Report the count of lines that carry the string "following", and add nothing.
[START OF Provided records]
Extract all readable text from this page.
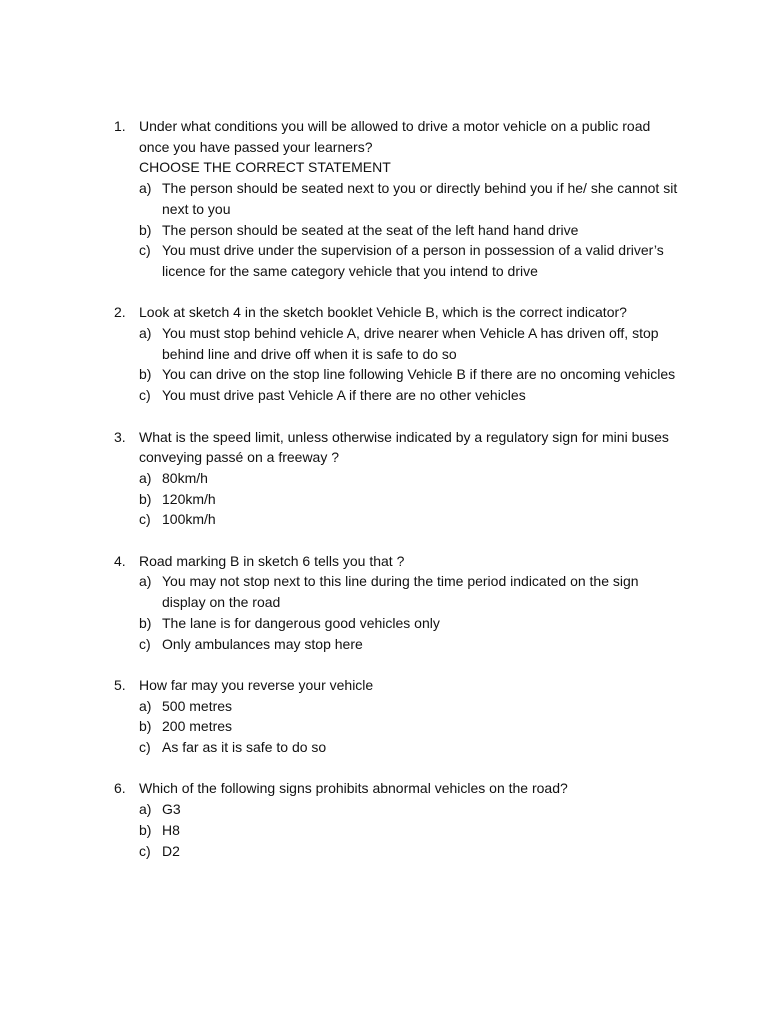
1. Under what conditions you will be allowed to drive a motor vehicle on a public road once you have passed your learners?
CHOOSE THE CORRECT STATEMENT
a) The person should be seated next to you or directly behind you if he/ she cannot sit next to you
b) The person should be seated at the seat of the left hand hand drive
c) You must drive under the supervision of a person in possession of a valid driver’s licence for the same category vehicle that you intend to drive
2. Look at sketch 4 in the sketch booklet Vehicle B, which is the correct indicator?
a) You must stop behind vehicle A, drive nearer when Vehicle A has driven off, stop behind line and drive off when it is safe to do so
b) You can drive on the stop line following Vehicle B if there are no oncoming vehicles
c) You must drive past Vehicle A if there are no other vehicles
3. What is the speed limit, unless otherwise indicated by a regulatory sign for mini buses conveying passé on a freeway ?
a) 80km/h
b) 120km/h
c) 100km/h
4. Road marking B in sketch 6 tells you that ?
a) You may not stop next to this line during the time period indicated on the sign display on the road
b) The lane is for dangerous good vehicles only
c) Only ambulances may stop here
5. How far may you reverse your vehicle
a) 500 metres
b) 200 metres
c) As far as it is safe to do so
6. Which of the following signs prohibits abnormal vehicles on the road?
a) G3
b) H8
c) D2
[END OF Provided records]
Exercise response :: 2